Data items:
--
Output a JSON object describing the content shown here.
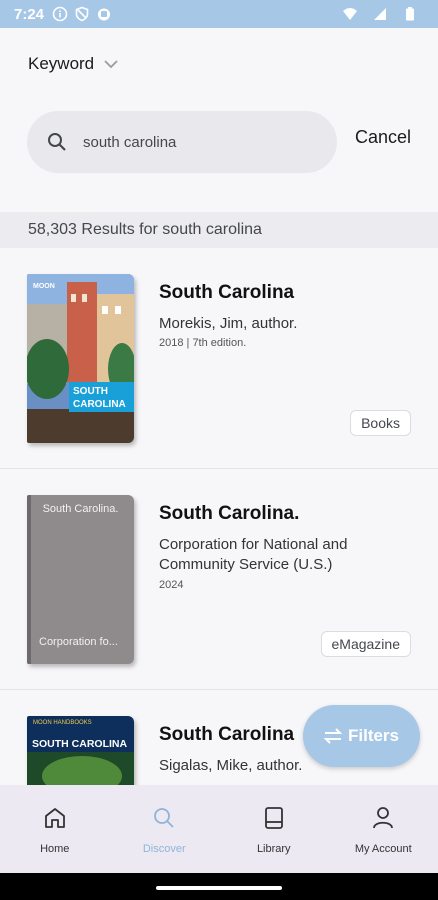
{
  "status_bar": {
    "time": "7:24"
  },
  "header": {
    "keyword_label": "Keyword",
    "search_value": "south carolina",
    "cancel_label": "Cancel"
  },
  "results": {
    "summary": "58,303 Results for south carolina",
    "items": [
      {
        "title": "South Carolina",
        "author": "Morekis, Jim, author.",
        "meta": "2018 | 7th edition.",
        "type": "Books",
        "cover_text": {
          "brand": "MOON",
          "line1": "SOUTH",
          "line2": "CAROLINA"
        }
      },
      {
        "title": "South Carolina.",
        "author": "Corporation for National and Community Service (U.S.)",
        "meta": "2024",
        "type": "eMagazine",
        "cover_text": {
          "top": "South Carolina.",
          "bottom": "Corporation fo..."
        }
      },
      {
        "title": "South Carolina",
        "author": "Sigalas, Mike, author.",
        "meta": "",
        "cover_text": {
          "line1": "MOON HANDBOOKS",
          "line2": "SOUTH CAROLINA"
        }
      }
    ]
  },
  "fab": {
    "label": "Filters"
  },
  "nav": {
    "home": "Home",
    "discover": "Discover",
    "library": "Library",
    "account": "My Account"
  },
  "colors": {
    "accent": "#a7c7e7",
    "nav_active": "#8fb4da",
    "nav_background": "#ece9f2"
  }
}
--
GOAL:
Report each line in the data that holds the word "author".

COMPLETE RESPONSE:
        "author": "Morekis, Jim, author.",
        "author": "Corporation for National and Community Service (U.S.)",
        "author": "Sigalas, Mike, author.",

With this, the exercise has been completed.